Extract each line of the data and write it out again exactly.

## Input records

###

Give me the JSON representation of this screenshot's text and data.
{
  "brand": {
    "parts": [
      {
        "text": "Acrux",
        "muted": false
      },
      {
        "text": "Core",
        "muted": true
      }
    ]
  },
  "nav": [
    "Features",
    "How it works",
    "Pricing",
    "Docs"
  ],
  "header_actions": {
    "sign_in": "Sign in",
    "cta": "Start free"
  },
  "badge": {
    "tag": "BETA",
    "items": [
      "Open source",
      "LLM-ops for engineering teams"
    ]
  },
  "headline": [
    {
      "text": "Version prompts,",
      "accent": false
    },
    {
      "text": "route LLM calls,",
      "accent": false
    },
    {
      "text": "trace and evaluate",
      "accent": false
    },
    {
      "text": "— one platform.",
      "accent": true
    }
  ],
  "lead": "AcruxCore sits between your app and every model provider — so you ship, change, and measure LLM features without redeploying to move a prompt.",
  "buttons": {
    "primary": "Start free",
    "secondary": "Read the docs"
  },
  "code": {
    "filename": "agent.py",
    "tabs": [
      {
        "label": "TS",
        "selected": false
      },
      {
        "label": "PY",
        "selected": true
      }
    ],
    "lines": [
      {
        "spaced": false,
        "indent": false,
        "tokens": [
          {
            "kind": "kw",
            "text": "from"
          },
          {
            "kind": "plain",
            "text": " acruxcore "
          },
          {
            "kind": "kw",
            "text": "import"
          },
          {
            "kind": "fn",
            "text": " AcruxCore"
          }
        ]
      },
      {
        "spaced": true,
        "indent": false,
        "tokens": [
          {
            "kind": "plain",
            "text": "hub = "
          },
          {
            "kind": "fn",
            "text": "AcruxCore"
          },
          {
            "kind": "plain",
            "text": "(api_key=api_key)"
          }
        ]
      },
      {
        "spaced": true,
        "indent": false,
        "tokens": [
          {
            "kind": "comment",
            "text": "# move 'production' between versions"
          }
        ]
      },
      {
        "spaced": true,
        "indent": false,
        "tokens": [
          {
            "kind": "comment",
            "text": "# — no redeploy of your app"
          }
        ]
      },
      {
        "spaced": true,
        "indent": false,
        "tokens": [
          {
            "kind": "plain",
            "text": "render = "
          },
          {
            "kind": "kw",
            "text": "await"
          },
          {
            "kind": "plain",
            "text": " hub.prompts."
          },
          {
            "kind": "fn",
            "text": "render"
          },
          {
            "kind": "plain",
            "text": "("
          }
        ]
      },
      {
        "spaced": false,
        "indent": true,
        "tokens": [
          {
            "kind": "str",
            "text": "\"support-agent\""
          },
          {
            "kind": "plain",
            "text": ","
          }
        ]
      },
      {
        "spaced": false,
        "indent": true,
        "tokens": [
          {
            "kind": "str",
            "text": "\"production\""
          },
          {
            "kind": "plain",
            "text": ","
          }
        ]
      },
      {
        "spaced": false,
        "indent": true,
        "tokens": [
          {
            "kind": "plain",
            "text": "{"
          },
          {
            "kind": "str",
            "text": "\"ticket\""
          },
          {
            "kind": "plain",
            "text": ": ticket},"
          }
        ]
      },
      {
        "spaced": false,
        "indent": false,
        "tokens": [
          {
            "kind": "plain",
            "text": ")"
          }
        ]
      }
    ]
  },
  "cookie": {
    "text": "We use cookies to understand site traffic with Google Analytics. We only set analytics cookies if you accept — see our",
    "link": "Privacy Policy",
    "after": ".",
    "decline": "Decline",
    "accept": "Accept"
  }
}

###

## Task answer
Give me the JSON representation of this screenshot's text and data.
{
  "brand": {
    "parts": [
      {
        "text": "Acrux",
        "muted": false
      },
      {
        "text": "Core",
        "muted": true
      }
    ]
  },
  "nav": [
    "Features",
    "How it works",
    "Pricing",
    "Docs"
  ],
  "header_actions": {
    "sign_in": "Sign in",
    "cta": "Start free"
  },
  "badge": {
    "tag": "BETA",
    "items": [
      "Open source",
      "LLM-ops for engineering teams"
    ]
  },
  "headline": [
    {
      "text": "Version prompts,",
      "accent": false
    },
    {
      "text": "route LLM calls,",
      "accent": false
    },
    {
      "text": "trace and evaluate",
      "accent": false
    },
    {
      "text": "— one platform.",
      "accent": true
    }
  ],
  "lead": "AcruxCore sits between your app and every model provider — so you ship, change, and measure LLM features without redeploying to move a prompt.",
  "buttons": {
    "primary": "Start free",
    "secondary": "Read the docs"
  },
  "code": {
    "filename": "agent.py",
    "tabs": [
      {
        "label": "TS",
        "selected": false
      },
      {
        "label": "PY",
        "selected": true
      }
    ],
    "lines": [
      {
        "spaced": false,
        "indent": false,
        "tokens": [
          {
            "kind": "kw",
            "text": "from"
          },
          {
            "kind": "plain",
            "text": " acruxcore "
          },
          {
            "kind": "kw",
            "text": "import"
          },
          {
            "kind": "fn",
            "text": " AcruxCore"
          }
        ]
      },
      {
        "spaced": true,
        "indent": false,
        "tokens": [
          {
            "kind": "plain",
            "text": "hub = "
          },
          {
            "kind": "fn",
            "text": "AcruxCore"
          },
          {
            "kind": "plain",
            "text": "(api_key=api_key)"
          }
        ]
      },
      {
        "spaced": true,
        "indent": false,
        "tokens": [
          {
            "kind": "comment",
            "text": "# move 'production' between versions"
          }
        ]
      },
      {
        "spaced": true,
        "indent": false,
        "tokens": [
          {
            "kind": "comment",
            "text": "# — no redeploy of your app"
          }
        ]
      },
      {
        "spaced": true,
        "indent": false,
        "tokens": [
          {
            "kind": "plain",
            "text": "render = "
          },
          {
            "kind": "kw",
            "text": "await"
          },
          {
            "kind": "plain",
            "text": " hub.prompts."
          },
          {
            "kind": "fn",
            "text": "render"
          },
          {
            "kind": "plain",
            "text": "("
          }
        ]
      },
      {
        "spaced": false,
        "indent": true,
        "tokens": [
          {
            "kind": "str",
            "text": "\"support-agent\""
          },
          {
            "kind": "plain",
            "text": ","
          }
        ]
      },
      {
        "spaced": false,
        "indent": true,
        "tokens": [
          {
            "kind": "str",
            "text": "\"production\""
          },
          {
            "kind": "plain",
            "text": ","
          }
        ]
      },
      {
        "spaced": false,
        "indent": true,
        "tokens": [
          {
            "kind": "plain",
            "text": "{"
          },
          {
            "kind": "str",
            "text": "\"ticket\""
          },
          {
            "kind": "plain",
            "text": ": ticket},"
          }
        ]
      },
      {
        "spaced": false,
        "indent": false,
        "tokens": [
          {
            "kind": "plain",
            "text": ")"
          }
        ]
      }
    ]
  },
  "cookie": {
    "text": "We use cookies to understand site traffic with Google Analytics. We only set analytics cookies if you accept — see our",
    "link": "Privacy Policy",
    "after": ".",
    "decline": "Decline",
    "accept": "Accept"
  }
}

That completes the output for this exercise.